Task to complete:
Copy down all of the data underneath, exactly as shown.

Data records:
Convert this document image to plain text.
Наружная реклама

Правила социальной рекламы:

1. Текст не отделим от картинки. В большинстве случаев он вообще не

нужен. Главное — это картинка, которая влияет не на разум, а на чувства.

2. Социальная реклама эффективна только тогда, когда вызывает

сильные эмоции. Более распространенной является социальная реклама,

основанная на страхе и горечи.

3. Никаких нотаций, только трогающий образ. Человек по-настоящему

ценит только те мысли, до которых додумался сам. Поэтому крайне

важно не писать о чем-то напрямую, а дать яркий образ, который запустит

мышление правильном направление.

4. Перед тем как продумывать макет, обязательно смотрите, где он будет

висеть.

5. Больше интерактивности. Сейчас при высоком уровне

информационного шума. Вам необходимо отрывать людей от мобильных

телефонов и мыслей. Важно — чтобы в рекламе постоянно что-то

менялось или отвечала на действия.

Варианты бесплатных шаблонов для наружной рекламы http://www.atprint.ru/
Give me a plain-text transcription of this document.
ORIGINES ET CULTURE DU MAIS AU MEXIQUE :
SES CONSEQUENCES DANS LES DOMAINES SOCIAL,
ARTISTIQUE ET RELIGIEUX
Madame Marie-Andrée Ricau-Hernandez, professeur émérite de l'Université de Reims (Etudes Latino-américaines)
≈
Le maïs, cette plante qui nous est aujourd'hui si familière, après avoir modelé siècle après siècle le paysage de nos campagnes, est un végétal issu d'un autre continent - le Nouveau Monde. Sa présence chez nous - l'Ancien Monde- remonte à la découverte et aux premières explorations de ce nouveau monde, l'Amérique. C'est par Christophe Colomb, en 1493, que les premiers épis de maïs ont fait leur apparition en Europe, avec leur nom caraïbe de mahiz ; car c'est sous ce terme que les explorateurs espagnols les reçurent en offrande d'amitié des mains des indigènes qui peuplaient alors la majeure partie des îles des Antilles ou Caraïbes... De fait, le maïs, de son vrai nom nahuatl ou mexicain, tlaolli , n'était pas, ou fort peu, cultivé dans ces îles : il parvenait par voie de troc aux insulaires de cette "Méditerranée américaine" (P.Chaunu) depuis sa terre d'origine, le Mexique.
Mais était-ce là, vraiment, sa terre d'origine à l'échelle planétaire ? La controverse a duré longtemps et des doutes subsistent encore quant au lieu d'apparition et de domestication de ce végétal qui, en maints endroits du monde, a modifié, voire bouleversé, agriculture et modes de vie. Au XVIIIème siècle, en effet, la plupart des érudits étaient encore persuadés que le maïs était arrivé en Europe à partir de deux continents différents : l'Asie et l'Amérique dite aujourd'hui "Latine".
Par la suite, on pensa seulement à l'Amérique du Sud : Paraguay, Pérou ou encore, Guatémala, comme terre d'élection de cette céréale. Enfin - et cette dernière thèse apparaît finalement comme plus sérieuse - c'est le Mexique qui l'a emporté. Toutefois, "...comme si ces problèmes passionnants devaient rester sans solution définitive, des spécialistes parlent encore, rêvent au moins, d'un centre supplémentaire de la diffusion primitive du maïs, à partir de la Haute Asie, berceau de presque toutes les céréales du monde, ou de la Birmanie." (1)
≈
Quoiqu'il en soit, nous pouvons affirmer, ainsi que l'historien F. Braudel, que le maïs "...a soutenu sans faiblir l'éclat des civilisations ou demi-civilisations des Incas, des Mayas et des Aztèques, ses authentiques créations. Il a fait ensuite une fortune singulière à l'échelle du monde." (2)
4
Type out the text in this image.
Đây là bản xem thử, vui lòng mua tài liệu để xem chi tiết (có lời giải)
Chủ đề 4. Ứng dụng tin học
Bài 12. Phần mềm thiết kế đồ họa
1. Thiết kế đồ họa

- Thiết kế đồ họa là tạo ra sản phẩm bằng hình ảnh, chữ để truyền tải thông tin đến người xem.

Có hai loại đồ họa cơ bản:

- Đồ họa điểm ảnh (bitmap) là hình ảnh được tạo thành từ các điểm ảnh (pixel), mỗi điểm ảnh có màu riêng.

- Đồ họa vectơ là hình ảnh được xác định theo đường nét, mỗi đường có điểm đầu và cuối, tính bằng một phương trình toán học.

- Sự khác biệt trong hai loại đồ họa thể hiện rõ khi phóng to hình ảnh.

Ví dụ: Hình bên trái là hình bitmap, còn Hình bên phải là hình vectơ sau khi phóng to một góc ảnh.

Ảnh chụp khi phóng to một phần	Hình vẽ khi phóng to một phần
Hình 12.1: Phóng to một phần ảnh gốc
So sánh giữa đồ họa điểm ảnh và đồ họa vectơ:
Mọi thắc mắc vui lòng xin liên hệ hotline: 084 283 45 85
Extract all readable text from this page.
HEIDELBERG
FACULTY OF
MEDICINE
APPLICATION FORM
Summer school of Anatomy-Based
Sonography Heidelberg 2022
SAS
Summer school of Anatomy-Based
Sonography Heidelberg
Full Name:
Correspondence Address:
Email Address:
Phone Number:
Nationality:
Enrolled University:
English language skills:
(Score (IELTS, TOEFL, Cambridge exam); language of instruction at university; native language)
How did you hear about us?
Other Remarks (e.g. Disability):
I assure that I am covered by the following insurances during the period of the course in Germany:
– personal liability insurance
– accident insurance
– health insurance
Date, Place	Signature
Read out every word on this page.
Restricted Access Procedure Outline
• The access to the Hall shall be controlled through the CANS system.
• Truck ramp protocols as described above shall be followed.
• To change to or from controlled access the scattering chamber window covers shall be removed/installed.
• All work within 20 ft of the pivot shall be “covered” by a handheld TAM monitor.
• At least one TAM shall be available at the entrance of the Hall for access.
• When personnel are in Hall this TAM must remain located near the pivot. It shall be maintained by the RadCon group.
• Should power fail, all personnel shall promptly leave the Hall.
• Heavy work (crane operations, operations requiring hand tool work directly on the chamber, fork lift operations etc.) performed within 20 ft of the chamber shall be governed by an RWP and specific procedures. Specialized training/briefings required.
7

Reply:
Convert this document image to plain text.
Наружная реклама

Правила социальной рекламы:

1. Текст не отделим от картинки. В большинстве случаев он вообще не

нужен. Главное — это картинка, которая влияет не на разум, а на чувства.

2. Социальная реклама эффективна только тогда, когда вызывает

сильные эмоции. Более распространенной является социальная реклама,

основанная на страхе и горечи.

3. Никаких нотаций, только трогающий образ. Человек по-настоящему

ценит только те мысли, до которых додумался сам. Поэтому крайне

важно не писать о чем-то напрямую, а дать яркий образ, который запустит

мышление правильном направление.

4. Перед тем как продумывать макет, обязательно смотрите, где он будет

висеть.

5. Больше интерактивности. Сейчас при высоком уровне

информационного шума. Вам необходимо отрывать людей от мобильных

телефонов и мыслей. Важно — чтобы в рекламе постоянно что-то

менялось или отвечала на действия.

Варианты бесплатных шаблонов для наружной рекламы http://www.atprint.ru/
Give me a plain-text transcription of this document.
ORIGINES ET CULTURE DU MAIS AU MEXIQUE :
SES CONSEQUENCES DANS LES DOMAINES SOCIAL,
ARTISTIQUE ET RELIGIEUX
Madame Marie-Andrée Ricau-Hernandez, professeur émérite de l'Université de Reims (Etudes Latino-américaines)
≈
Le maïs, cette plante qui nous est aujourd'hui si familière, après avoir modelé siècle après siècle le paysage de nos campagnes, est un végétal issu d'un autre continent - le Nouveau Monde. Sa présence chez nous - l'Ancien Monde- remonte à la découverte et aux premières explorations de ce nouveau monde, l'Amérique. C'est par Christophe Colomb, en 1493, que les premiers épis de maïs ont fait leur apparition en Europe, avec leur nom caraïbe de mahiz ; car c'est sous ce terme que les explorateurs espagnols les reçurent en offrande d'amitié des mains des indigènes qui peuplaient alors la majeure partie des îles des Antilles ou Caraïbes... De fait, le maïs, de son vrai nom nahuatl ou mexicain, tlaolli , n'était pas, ou fort peu, cultivé dans ces îles : il parvenait par voie de troc aux insulaires de cette "Méditerranée américaine" (P.Chaunu) depuis sa terre d'origine, le Mexique.
Mais était-ce là, vraiment, sa terre d'origine à l'échelle planétaire ? La controverse a duré longtemps et des doutes subsistent encore quant au lieu d'apparition et de domestication de ce végétal qui, en maints endroits du monde, a modifié, voire bouleversé, agriculture et modes de vie. Au XVIIIème siècle, en effet, la plupart des érudits étaient encore persuadés que le maïs était arrivé en Europe à partir de deux continents différents : l'Asie et l'Amérique dite aujourd'hui "Latine".
Par la suite, on pensa seulement à l'Amérique du Sud : Paraguay, Pérou ou encore, Guatémala, comme terre d'élection de cette céréale. Enfin - et cette dernière thèse apparaît finalement comme plus sérieuse - c'est le Mexique qui l'a emporté. Toutefois, "...comme si ces problèmes passionnants devaient rester sans solution définitive, des spécialistes parlent encore, rêvent au moins, d'un centre supplémentaire de la diffusion primitive du maïs, à partir de la Haute Asie, berceau de presque toutes les céréales du monde, ou de la Birmanie." (1)
≈
Quoiqu'il en soit, nous pouvons affirmer, ainsi que l'historien F. Braudel, que le maïs "...a soutenu sans faiblir l'éclat des civilisations ou demi-civilisations des Incas, des Mayas et des Aztèques, ses authentiques créations. Il a fait ensuite une fortune singulière à l'échelle du monde." (2)
4
Type out the text in this image.
Đây là bản xem thử, vui lòng mua tài liệu để xem chi tiết (có lời giải)
Chủ đề 4. Ứng dụng tin học
Bài 12. Phần mềm thiết kế đồ họa
1. Thiết kế đồ họa

- Thiết kế đồ họa là tạo ra sản phẩm bằng hình ảnh, chữ để truyền tải thông tin đến người xem.

Có hai loại đồ họa cơ bản:

- Đồ họa điểm ảnh (bitmap) là hình ảnh được tạo thành từ các điểm ảnh (pixel), mỗi điểm ảnh có màu riêng.

- Đồ họa vectơ là hình ảnh được xác định theo đường nét, mỗi đường có điểm đầu và cuối, tính bằng một phương trình toán học.

- Sự khác biệt trong hai loại đồ họa thể hiện rõ khi phóng to hình ảnh.

Ví dụ: Hình bên trái là hình bitmap, còn Hình bên phải là hình vectơ sau khi phóng to một góc ảnh.

Ảnh chụp khi phóng to một phần	Hình vẽ khi phóng to một phần
Hình 12.1: Phóng to một phần ảnh gốc
So sánh giữa đồ họa điểm ảnh và đồ họa vectơ:
Mọi thắc mắc vui lòng xin liên hệ hotline: 084 283 45 85
Extract all readable text from this page.
HEIDELBERG
FACULTY OF
MEDICINE
APPLICATION FORM
Summer school of Anatomy-Based
Sonography Heidelberg 2022
SAS
Summer school of Anatomy-Based
Sonography Heidelberg
Full Name:
Correspondence Address:
Email Address:
Phone Number:
Nationality:
Enrolled University:
English language skills:
(Score (IELTS, TOEFL, Cambridge exam); language of instruction at university; native language)
How did you hear about us?
Other Remarks (e.g. Disability):
I assure that I am covered by the following insurances during the period of the course in Germany:
– personal liability insurance
– accident insurance
– health insurance
Date, Place	Signature
Read out every word on this page.
Restricted Access Procedure Outline
• The access to the Hall shall be controlled through the CANS system.
• Truck ramp protocols as described above shall be followed.
• To change to or from controlled access the scattering chamber window covers shall be removed/installed.
• All work within 20 ft of the pivot shall be “covered” by a handheld TAM monitor.
• At least one TAM shall be available at the entrance of the Hall for access.
• When personnel are in Hall this TAM must remain located near the pivot. It shall be maintained by the RadCon group.
• Should power fail, all personnel shall promptly leave the Hall.
• Heavy work (crane operations, operations requiring hand tool work directly on the chamber, fork lift operations etc.) performed within 20 ft of the chamber shall be governed by an RWP and specific procedures. Specialized training/briefings required.
7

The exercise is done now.